### Provided data
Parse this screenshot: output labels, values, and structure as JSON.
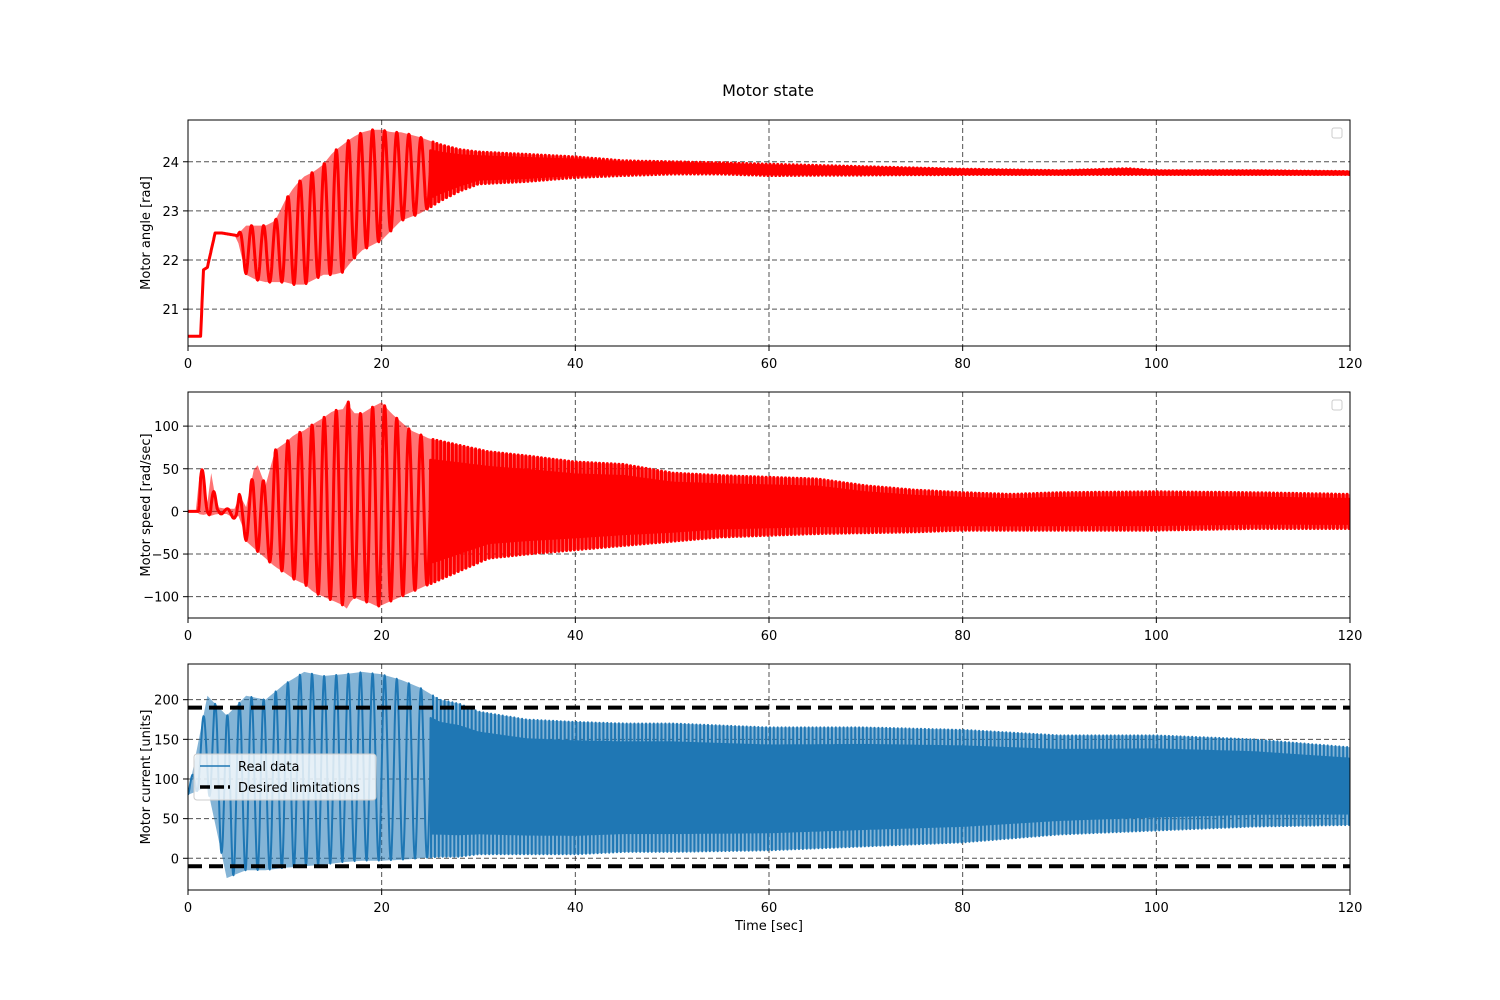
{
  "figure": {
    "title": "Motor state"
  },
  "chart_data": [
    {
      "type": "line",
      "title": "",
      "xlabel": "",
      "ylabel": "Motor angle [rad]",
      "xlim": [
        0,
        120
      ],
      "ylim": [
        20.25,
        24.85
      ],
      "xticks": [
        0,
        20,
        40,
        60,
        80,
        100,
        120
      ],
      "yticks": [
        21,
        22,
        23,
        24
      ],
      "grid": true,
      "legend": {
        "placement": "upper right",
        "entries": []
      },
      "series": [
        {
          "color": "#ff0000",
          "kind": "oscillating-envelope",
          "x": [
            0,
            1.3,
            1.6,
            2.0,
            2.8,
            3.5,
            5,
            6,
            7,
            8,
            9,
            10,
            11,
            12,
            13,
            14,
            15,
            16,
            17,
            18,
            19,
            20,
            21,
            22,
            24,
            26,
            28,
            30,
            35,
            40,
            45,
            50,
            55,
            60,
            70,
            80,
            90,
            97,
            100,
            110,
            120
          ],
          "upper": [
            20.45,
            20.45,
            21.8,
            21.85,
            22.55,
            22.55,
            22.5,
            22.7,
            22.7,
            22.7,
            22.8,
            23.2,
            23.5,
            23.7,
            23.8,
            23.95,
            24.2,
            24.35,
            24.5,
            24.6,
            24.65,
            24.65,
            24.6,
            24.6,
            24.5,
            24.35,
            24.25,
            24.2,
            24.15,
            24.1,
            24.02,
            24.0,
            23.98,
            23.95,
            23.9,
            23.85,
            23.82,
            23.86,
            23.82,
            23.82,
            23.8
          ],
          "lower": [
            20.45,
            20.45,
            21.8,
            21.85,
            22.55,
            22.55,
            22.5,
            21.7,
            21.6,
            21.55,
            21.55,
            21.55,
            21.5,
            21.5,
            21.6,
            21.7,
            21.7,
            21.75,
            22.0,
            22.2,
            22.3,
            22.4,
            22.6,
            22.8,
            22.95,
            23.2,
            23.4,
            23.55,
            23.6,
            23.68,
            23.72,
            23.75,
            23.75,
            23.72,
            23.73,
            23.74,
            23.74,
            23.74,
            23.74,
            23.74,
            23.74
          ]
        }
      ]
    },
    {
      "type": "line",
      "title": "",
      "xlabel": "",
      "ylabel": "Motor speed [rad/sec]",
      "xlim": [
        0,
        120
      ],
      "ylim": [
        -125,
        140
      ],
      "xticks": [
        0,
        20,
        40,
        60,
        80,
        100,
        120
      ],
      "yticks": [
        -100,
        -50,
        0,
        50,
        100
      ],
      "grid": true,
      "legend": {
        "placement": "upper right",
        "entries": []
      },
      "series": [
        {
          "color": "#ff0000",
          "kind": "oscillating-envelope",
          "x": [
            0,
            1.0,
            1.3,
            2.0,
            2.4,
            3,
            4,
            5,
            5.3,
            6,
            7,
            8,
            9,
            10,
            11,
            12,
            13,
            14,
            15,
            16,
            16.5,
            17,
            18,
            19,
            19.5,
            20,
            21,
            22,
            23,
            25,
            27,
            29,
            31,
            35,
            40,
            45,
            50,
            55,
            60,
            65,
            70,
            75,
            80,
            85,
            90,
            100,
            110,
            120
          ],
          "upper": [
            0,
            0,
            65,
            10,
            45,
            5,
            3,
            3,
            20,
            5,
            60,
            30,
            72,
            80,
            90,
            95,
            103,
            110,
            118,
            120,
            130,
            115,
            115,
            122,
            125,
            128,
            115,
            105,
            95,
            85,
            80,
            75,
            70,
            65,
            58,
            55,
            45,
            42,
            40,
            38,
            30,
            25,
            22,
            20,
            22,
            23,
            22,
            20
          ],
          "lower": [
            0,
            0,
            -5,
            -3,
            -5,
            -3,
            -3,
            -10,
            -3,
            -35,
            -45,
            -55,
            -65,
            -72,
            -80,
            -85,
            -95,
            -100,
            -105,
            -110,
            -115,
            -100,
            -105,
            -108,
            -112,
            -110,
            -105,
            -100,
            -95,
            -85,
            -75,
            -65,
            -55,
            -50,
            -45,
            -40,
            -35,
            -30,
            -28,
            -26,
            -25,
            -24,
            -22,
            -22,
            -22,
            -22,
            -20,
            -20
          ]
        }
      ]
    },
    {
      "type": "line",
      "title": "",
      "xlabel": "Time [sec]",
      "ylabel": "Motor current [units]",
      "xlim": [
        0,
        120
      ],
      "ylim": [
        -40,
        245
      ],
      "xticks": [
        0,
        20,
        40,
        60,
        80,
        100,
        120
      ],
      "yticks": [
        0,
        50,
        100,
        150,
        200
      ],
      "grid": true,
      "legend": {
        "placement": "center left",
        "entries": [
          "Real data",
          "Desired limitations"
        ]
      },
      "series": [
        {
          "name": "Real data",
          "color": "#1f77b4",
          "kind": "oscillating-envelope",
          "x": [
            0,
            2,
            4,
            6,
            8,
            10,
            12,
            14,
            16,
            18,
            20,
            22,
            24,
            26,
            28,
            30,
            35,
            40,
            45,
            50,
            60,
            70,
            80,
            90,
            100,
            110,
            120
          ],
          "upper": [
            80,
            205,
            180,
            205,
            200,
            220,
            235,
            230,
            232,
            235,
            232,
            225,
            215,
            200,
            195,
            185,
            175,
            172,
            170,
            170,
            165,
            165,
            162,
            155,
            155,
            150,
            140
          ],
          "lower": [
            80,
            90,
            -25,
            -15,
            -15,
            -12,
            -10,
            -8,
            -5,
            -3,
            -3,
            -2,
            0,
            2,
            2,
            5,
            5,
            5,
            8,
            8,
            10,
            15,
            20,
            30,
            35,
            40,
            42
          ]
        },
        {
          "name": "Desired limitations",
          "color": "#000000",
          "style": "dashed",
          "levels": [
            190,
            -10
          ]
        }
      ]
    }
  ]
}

### Exercise details
All records above are to be printed exactly, minus the pictures they contain.

### The reply
Parse this screenshot: output labels, values, and structure as JSON.
{
  "figure": {
    "title": "Motor state"
  },
  "chart_data": [
    {
      "type": "line",
      "title": "",
      "xlabel": "",
      "ylabel": "Motor angle [rad]",
      "xlim": [
        0,
        120
      ],
      "ylim": [
        20.25,
        24.85
      ],
      "xticks": [
        0,
        20,
        40,
        60,
        80,
        100,
        120
      ],
      "yticks": [
        21,
        22,
        23,
        24
      ],
      "grid": true,
      "legend": {
        "placement": "upper right",
        "entries": []
      },
      "series": [
        {
          "color": "#ff0000",
          "kind": "oscillating-envelope",
          "x": [
            0,
            1.3,
            1.6,
            2.0,
            2.8,
            3.5,
            5,
            6,
            7,
            8,
            9,
            10,
            11,
            12,
            13,
            14,
            15,
            16,
            17,
            18,
            19,
            20,
            21,
            22,
            24,
            26,
            28,
            30,
            35,
            40,
            45,
            50,
            55,
            60,
            70,
            80,
            90,
            97,
            100,
            110,
            120
          ],
          "upper": [
            20.45,
            20.45,
            21.8,
            21.85,
            22.55,
            22.55,
            22.5,
            22.7,
            22.7,
            22.7,
            22.8,
            23.2,
            23.5,
            23.7,
            23.8,
            23.95,
            24.2,
            24.35,
            24.5,
            24.6,
            24.65,
            24.65,
            24.6,
            24.6,
            24.5,
            24.35,
            24.25,
            24.2,
            24.15,
            24.1,
            24.02,
            24.0,
            23.98,
            23.95,
            23.9,
            23.85,
            23.82,
            23.86,
            23.82,
            23.82,
            23.8
          ],
          "lower": [
            20.45,
            20.45,
            21.8,
            21.85,
            22.55,
            22.55,
            22.5,
            21.7,
            21.6,
            21.55,
            21.55,
            21.55,
            21.5,
            21.5,
            21.6,
            21.7,
            21.7,
            21.75,
            22.0,
            22.2,
            22.3,
            22.4,
            22.6,
            22.8,
            22.95,
            23.2,
            23.4,
            23.55,
            23.6,
            23.68,
            23.72,
            23.75,
            23.75,
            23.72,
            23.73,
            23.74,
            23.74,
            23.74,
            23.74,
            23.74,
            23.74
          ]
        }
      ]
    },
    {
      "type": "line",
      "title": "",
      "xlabel": "",
      "ylabel": "Motor speed [rad/sec]",
      "xlim": [
        0,
        120
      ],
      "ylim": [
        -125,
        140
      ],
      "xticks": [
        0,
        20,
        40,
        60,
        80,
        100,
        120
      ],
      "yticks": [
        -100,
        -50,
        0,
        50,
        100
      ],
      "grid": true,
      "legend": {
        "placement": "upper right",
        "entries": []
      },
      "series": [
        {
          "color": "#ff0000",
          "kind": "oscillating-envelope",
          "x": [
            0,
            1.0,
            1.3,
            2.0,
            2.4,
            3,
            4,
            5,
            5.3,
            6,
            7,
            8,
            9,
            10,
            11,
            12,
            13,
            14,
            15,
            16,
            16.5,
            17,
            18,
            19,
            19.5,
            20,
            21,
            22,
            23,
            25,
            27,
            29,
            31,
            35,
            40,
            45,
            50,
            55,
            60,
            65,
            70,
            75,
            80,
            85,
            90,
            100,
            110,
            120
          ],
          "upper": [
            0,
            0,
            65,
            10,
            45,
            5,
            3,
            3,
            20,
            5,
            60,
            30,
            72,
            80,
            90,
            95,
            103,
            110,
            118,
            120,
            130,
            115,
            115,
            122,
            125,
            128,
            115,
            105,
            95,
            85,
            80,
            75,
            70,
            65,
            58,
            55,
            45,
            42,
            40,
            38,
            30,
            25,
            22,
            20,
            22,
            23,
            22,
            20
          ],
          "lower": [
            0,
            0,
            -5,
            -3,
            -5,
            -3,
            -3,
            -10,
            -3,
            -35,
            -45,
            -55,
            -65,
            -72,
            -80,
            -85,
            -95,
            -100,
            -105,
            -110,
            -115,
            -100,
            -105,
            -108,
            -112,
            -110,
            -105,
            -100,
            -95,
            -85,
            -75,
            -65,
            -55,
            -50,
            -45,
            -40,
            -35,
            -30,
            -28,
            -26,
            -25,
            -24,
            -22,
            -22,
            -22,
            -22,
            -20,
            -20
          ]
        }
      ]
    },
    {
      "type": "line",
      "title": "",
      "xlabel": "Time [sec]",
      "ylabel": "Motor current [units]",
      "xlim": [
        0,
        120
      ],
      "ylim": [
        -40,
        245
      ],
      "xticks": [
        0,
        20,
        40,
        60,
        80,
        100,
        120
      ],
      "yticks": [
        0,
        50,
        100,
        150,
        200
      ],
      "grid": true,
      "legend": {
        "placement": "center left",
        "entries": [
          "Real data",
          "Desired limitations"
        ]
      },
      "series": [
        {
          "name": "Real data",
          "color": "#1f77b4",
          "kind": "oscillating-envelope",
          "x": [
            0,
            2,
            4,
            6,
            8,
            10,
            12,
            14,
            16,
            18,
            20,
            22,
            24,
            26,
            28,
            30,
            35,
            40,
            45,
            50,
            60,
            70,
            80,
            90,
            100,
            110,
            120
          ],
          "upper": [
            80,
            205,
            180,
            205,
            200,
            220,
            235,
            230,
            232,
            235,
            232,
            225,
            215,
            200,
            195,
            185,
            175,
            172,
            170,
            170,
            165,
            165,
            162,
            155,
            155,
            150,
            140
          ],
          "lower": [
            80,
            90,
            -25,
            -15,
            -15,
            -12,
            -10,
            -8,
            -5,
            -3,
            -3,
            -2,
            0,
            2,
            2,
            5,
            5,
            5,
            8,
            8,
            10,
            15,
            20,
            30,
            35,
            40,
            42
          ]
        },
        {
          "name": "Desired limitations",
          "color": "#000000",
          "style": "dashed",
          "levels": [
            190,
            -10
          ]
        }
      ]
    }
  ]
}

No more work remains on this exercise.